### Excerpted passage:
╔══

Food accounts for around 27% of Kingston's eco-footprint, which makes it the sector with highest environmental impact in the borough.

The ecological footprint of food is so high because we waste around a third of the food we buy, because most people tend to have a high meat and dairy diet, because of transportation (food miles) and because of excessive packaging and because of energy intensive agriculture. Animal products account for around 80% of the impact of the average diet in the UK.

The good news is that reducing it is under individual’s control and it’s easy to reduce and be healthier too.

Man receiving delivery of vegetables with slogan: "I've cut down on my red meat"

Why is cutting down on red meat is good for you?

It's good for your long term health  

The high level of meat and saturated fat consumption in high income countries exceeds nutritional needs and contributes to high rates of chronic diseases such as cardiovascular disease, diabetes mellitus and some cancers.

Intake of 100g or more of red or processed meat per day - approximately a 4oz steak, is considered high and bad for your health.

“No one's saying that people should avoid bacon or burgers completely, but evidence tells us that cutting down on these foods can reduce the risk of dying from cancer and other diseases” Ed Yong, Cancer Research UK.

It's good for your pocket

Reduce at least one intake of meat a week and you will notice the difference in your household expenditure.

It's good for your Footprint

If you switch to vegetarianism, you can shrink your carbon footprint by up to 1.5 tons of carbon dioxide a year, according to research by the University of Chicago. Trading a standard car for a hybrid cuts only about one ton—and isn’t as tasty.

Why is it good for the environment?

╚══

### Available data:

╔══

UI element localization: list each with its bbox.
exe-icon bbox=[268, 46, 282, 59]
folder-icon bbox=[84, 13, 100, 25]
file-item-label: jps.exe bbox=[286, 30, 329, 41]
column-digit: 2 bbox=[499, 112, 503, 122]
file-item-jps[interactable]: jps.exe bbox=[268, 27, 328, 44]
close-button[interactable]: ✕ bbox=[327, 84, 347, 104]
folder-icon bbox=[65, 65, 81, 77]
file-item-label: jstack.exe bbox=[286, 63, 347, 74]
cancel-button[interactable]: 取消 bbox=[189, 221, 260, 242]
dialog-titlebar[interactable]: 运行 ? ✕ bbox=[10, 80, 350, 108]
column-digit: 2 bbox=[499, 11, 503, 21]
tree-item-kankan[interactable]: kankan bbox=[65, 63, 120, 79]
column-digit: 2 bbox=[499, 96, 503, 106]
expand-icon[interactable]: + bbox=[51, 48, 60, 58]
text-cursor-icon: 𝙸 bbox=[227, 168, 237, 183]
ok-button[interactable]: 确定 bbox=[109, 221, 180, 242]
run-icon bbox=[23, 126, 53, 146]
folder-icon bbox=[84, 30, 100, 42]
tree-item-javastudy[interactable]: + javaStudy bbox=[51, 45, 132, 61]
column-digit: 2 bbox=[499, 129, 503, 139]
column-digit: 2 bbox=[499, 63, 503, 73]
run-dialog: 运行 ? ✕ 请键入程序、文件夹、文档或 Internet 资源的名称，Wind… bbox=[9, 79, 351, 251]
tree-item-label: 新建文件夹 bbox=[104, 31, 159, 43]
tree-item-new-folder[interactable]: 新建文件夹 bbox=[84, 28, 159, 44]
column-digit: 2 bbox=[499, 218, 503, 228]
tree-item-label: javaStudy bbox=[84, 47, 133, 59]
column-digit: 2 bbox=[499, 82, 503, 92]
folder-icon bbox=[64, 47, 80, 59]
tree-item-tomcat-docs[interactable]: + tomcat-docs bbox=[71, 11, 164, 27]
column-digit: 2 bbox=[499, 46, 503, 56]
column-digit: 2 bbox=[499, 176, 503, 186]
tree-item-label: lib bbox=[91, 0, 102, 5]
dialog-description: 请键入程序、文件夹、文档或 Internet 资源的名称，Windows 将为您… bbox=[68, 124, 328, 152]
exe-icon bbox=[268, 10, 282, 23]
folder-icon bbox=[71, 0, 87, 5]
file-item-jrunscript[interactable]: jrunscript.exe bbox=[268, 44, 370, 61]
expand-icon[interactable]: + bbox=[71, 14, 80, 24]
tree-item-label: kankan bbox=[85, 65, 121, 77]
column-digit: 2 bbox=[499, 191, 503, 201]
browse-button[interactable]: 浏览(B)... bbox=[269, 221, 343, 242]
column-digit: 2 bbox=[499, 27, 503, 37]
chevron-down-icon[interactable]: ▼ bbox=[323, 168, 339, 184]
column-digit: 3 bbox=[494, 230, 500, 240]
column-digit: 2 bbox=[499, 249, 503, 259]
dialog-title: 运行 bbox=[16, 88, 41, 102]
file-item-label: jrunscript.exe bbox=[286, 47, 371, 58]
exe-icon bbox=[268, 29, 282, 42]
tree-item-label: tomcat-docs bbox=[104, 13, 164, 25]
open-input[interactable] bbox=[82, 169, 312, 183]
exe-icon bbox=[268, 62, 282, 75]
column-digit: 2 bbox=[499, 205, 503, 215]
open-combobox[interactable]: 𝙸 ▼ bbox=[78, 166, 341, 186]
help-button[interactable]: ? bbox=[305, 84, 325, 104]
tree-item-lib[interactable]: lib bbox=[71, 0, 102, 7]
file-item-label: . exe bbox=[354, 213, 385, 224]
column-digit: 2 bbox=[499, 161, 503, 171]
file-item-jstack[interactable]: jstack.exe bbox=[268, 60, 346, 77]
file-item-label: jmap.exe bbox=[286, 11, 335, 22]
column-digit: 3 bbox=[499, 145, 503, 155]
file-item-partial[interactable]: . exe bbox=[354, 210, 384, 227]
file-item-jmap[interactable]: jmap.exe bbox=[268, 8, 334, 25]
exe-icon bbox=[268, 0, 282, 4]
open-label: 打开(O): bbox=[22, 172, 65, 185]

╚══

### Activities:
• a. According to the text on Kingston's food footprint, what share of the impact of the average UK diet comes from animal products?
• b. Write the next part of the text on Kingston's food footprint, starting right after its final heading.

### Responses for each task:
• a. Around 80%.

• b.
Meat production generate more green house gasses than all of the world transport

According to a recent report from the UN Food and Agriculture Organization, livestock production, dominated in the West by large-scale factory farming, is responsible for 18% of the world's greenhouse gas emissions - a bigger share than all of the world's transport.

Or see it this way: a kilogram of beef is responsible for the equivalent of the amount of CO2 emitted by the average European car every 250 kilometres, and burns enough energy to light a 100-watt bulb for nearly 20 days. ( Akifumi Ogino of the National Institute of Livestock and Grassland Science in Tsukuba, Japan)

Meat production requires vast amounts of water

Producing meat requires between twenty-five and two hundred fifty times as much water (depending of technology used) as producing an equivalent amount of grain for direct consumption.

Buying more locally grown food can reduce your food footprint by about 10%

For example, every tonne of strawberries we fly into the UK from north Africa or the Middle East releases more than four and a half tonnes of CO2, whereas the same amount of locally grown, seasonal, strawberries will only release 17kg - one-threehundredth the amount!